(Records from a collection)

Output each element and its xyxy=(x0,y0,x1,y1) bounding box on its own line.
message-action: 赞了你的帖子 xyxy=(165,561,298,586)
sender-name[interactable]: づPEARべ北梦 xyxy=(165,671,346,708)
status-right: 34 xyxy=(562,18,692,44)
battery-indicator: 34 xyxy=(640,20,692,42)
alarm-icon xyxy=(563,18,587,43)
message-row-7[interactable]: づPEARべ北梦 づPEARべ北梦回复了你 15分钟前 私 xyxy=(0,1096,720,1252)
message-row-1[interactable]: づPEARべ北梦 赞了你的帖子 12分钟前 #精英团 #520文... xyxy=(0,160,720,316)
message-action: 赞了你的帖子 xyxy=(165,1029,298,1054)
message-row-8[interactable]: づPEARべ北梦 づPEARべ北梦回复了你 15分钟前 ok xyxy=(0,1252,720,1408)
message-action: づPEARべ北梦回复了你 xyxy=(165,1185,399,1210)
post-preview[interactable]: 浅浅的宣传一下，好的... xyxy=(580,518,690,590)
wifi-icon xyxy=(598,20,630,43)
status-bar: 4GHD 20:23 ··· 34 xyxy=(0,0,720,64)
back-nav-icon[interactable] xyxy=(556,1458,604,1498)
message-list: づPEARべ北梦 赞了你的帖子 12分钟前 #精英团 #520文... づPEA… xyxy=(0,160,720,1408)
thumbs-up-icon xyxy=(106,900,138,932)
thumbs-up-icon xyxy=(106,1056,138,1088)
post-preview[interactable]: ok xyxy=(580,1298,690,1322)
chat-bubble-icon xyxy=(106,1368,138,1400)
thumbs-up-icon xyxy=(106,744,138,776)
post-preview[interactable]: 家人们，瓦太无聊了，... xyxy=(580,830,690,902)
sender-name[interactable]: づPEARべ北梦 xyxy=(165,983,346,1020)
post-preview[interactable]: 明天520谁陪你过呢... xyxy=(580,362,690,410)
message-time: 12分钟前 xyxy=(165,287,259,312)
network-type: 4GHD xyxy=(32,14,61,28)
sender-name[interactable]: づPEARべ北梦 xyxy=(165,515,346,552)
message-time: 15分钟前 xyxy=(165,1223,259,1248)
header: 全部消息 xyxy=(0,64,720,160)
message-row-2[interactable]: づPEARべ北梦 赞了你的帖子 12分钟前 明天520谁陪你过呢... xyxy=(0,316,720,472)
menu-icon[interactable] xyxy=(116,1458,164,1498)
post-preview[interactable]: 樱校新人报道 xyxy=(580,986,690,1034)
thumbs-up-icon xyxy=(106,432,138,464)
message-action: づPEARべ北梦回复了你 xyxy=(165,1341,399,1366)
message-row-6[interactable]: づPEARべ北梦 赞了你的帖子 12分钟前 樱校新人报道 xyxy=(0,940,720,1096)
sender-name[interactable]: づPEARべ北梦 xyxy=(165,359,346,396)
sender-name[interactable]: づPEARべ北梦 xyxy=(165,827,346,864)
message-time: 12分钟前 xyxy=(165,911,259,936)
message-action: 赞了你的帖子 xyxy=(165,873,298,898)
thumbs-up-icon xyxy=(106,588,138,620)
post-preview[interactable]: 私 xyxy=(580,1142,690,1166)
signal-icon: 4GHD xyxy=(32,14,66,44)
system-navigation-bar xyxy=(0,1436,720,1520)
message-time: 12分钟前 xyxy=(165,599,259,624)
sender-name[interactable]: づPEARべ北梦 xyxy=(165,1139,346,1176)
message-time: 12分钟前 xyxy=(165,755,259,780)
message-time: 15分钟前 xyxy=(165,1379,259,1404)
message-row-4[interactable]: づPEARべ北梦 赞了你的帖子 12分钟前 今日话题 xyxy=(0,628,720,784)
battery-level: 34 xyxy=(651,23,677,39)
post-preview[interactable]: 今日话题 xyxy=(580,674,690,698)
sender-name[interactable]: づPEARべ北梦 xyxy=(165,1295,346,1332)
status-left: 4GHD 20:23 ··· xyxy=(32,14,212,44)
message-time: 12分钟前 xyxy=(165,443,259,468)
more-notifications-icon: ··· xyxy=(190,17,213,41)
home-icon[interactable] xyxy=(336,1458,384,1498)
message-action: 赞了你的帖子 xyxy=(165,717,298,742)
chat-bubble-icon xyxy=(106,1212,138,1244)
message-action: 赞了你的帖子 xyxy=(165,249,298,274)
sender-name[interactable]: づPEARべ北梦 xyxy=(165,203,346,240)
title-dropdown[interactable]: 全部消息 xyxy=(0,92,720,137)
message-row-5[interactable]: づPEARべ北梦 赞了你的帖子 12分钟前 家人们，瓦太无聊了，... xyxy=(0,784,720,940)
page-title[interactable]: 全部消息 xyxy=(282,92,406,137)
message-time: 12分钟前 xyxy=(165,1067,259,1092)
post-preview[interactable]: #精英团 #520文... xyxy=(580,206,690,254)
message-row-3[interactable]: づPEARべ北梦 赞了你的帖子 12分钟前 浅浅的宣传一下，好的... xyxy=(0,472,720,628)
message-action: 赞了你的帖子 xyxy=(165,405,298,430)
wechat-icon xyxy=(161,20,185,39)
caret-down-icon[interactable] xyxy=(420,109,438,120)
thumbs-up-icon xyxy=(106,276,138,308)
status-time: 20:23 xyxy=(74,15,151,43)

What the exercise asks:
Copy out every line above, character for character, with nothing changed or left out.

Task output:
Output each element and its xyxy=(x0,y0,x1,y1) bounding box on its own line.
message-action: 赞了你的帖子 xyxy=(165,561,298,586)
sender-name[interactable]: づPEARべ北梦 xyxy=(165,671,346,708)
status-right: 34 xyxy=(562,18,692,44)
battery-indicator: 34 xyxy=(640,20,692,42)
alarm-icon xyxy=(563,18,587,43)
message-row-7[interactable]: づPEARべ北梦 づPEARべ北梦回复了你 15分钟前 私 xyxy=(0,1096,720,1252)
message-row-1[interactable]: づPEARべ北梦 赞了你的帖子 12分钟前 #精英团 #520文... xyxy=(0,160,720,316)
message-action: 赞了你的帖子 xyxy=(165,1029,298,1054)
message-row-8[interactable]: づPEARべ北梦 づPEARべ北梦回复了你 15分钟前 ok xyxy=(0,1252,720,1408)
message-action: づPEARべ北梦回复了你 xyxy=(165,1185,399,1210)
post-preview[interactable]: 浅浅的宣传一下，好的... xyxy=(580,518,690,590)
wifi-icon xyxy=(598,20,630,43)
status-bar: 4GHD 20:23 ··· 34 xyxy=(0,0,720,64)
back-nav-icon[interactable] xyxy=(556,1458,604,1498)
message-list: づPEARべ北梦 赞了你的帖子 12分钟前 #精英团 #520文... づPEA… xyxy=(0,160,720,1408)
thumbs-up-icon xyxy=(106,900,138,932)
thumbs-up-icon xyxy=(106,1056,138,1088)
post-preview[interactable]: ok xyxy=(580,1298,690,1322)
chat-bubble-icon xyxy=(106,1368,138,1400)
thumbs-up-icon xyxy=(106,744,138,776)
post-preview[interactable]: 家人们，瓦太无聊了，... xyxy=(580,830,690,902)
sender-name[interactable]: づPEARべ北梦 xyxy=(165,983,346,1020)
post-preview[interactable]: 明天520谁陪你过呢... xyxy=(580,362,690,410)
message-time: 12分钟前 xyxy=(165,287,259,312)
network-type: 4GHD xyxy=(32,14,61,28)
sender-name[interactable]: づPEARべ北梦 xyxy=(165,515,346,552)
message-time: 15分钟前 xyxy=(165,1223,259,1248)
header: 全部消息 xyxy=(0,64,720,160)
message-row-2[interactable]: づPEARべ北梦 赞了你的帖子 12分钟前 明天520谁陪你过呢... xyxy=(0,316,720,472)
menu-icon[interactable] xyxy=(116,1458,164,1498)
post-preview[interactable]: 樱校新人报道 xyxy=(580,986,690,1034)
thumbs-up-icon xyxy=(106,432,138,464)
message-action: づPEARべ北梦回复了你 xyxy=(165,1341,399,1366)
message-row-6[interactable]: づPEARべ北梦 赞了你的帖子 12分钟前 樱校新人报道 xyxy=(0,940,720,1096)
sender-name[interactable]: づPEARべ北梦 xyxy=(165,359,346,396)
sender-name[interactable]: づPEARべ北梦 xyxy=(165,827,346,864)
message-time: 12分钟前 xyxy=(165,911,259,936)
message-action: 赞了你的帖子 xyxy=(165,873,298,898)
thumbs-up-icon xyxy=(106,588,138,620)
post-preview[interactable]: 私 xyxy=(580,1142,690,1166)
signal-icon: 4GHD xyxy=(32,14,66,44)
system-navigation-bar xyxy=(0,1436,720,1520)
message-time: 12分钟前 xyxy=(165,599,259,624)
sender-name[interactable]: づPEARべ北梦 xyxy=(165,1139,346,1176)
message-time: 12分钟前 xyxy=(165,755,259,780)
message-time: 15分钟前 xyxy=(165,1379,259,1404)
message-row-4[interactable]: づPEARべ北梦 赞了你的帖子 12分钟前 今日话题 xyxy=(0,628,720,784)
battery-level: 34 xyxy=(651,23,677,39)
post-preview[interactable]: 今日话题 xyxy=(580,674,690,698)
sender-name[interactable]: づPEARべ北梦 xyxy=(165,1295,346,1332)
status-left: 4GHD 20:23 ··· xyxy=(32,14,212,44)
message-time: 12分钟前 xyxy=(165,443,259,468)
more-notifications-icon: ··· xyxy=(190,17,213,41)
home-icon[interactable] xyxy=(336,1458,384,1498)
message-action: 赞了你的帖子 xyxy=(165,717,298,742)
chat-bubble-icon xyxy=(106,1212,138,1244)
message-action: 赞了你的帖子 xyxy=(165,249,298,274)
sender-name[interactable]: づPEARべ北梦 xyxy=(165,203,346,240)
title-dropdown[interactable]: 全部消息 xyxy=(0,92,720,137)
message-row-5[interactable]: づPEARべ北梦 赞了你的帖子 12分钟前 家人们，瓦太无聊了，... xyxy=(0,784,720,940)
page-title[interactable]: 全部消息 xyxy=(282,92,406,137)
message-time: 12分钟前 xyxy=(165,1067,259,1092)
post-preview[interactable]: #精英团 #520文... xyxy=(580,206,690,254)
message-row-3[interactable]: づPEARべ北梦 赞了你的帖子 12分钟前 浅浅的宣传一下，好的... xyxy=(0,472,720,628)
message-action: 赞了你的帖子 xyxy=(165,405,298,430)
wechat-icon xyxy=(161,20,185,39)
caret-down-icon[interactable] xyxy=(420,109,438,120)
thumbs-up-icon xyxy=(106,276,138,308)
status-time: 20:23 xyxy=(74,15,151,43)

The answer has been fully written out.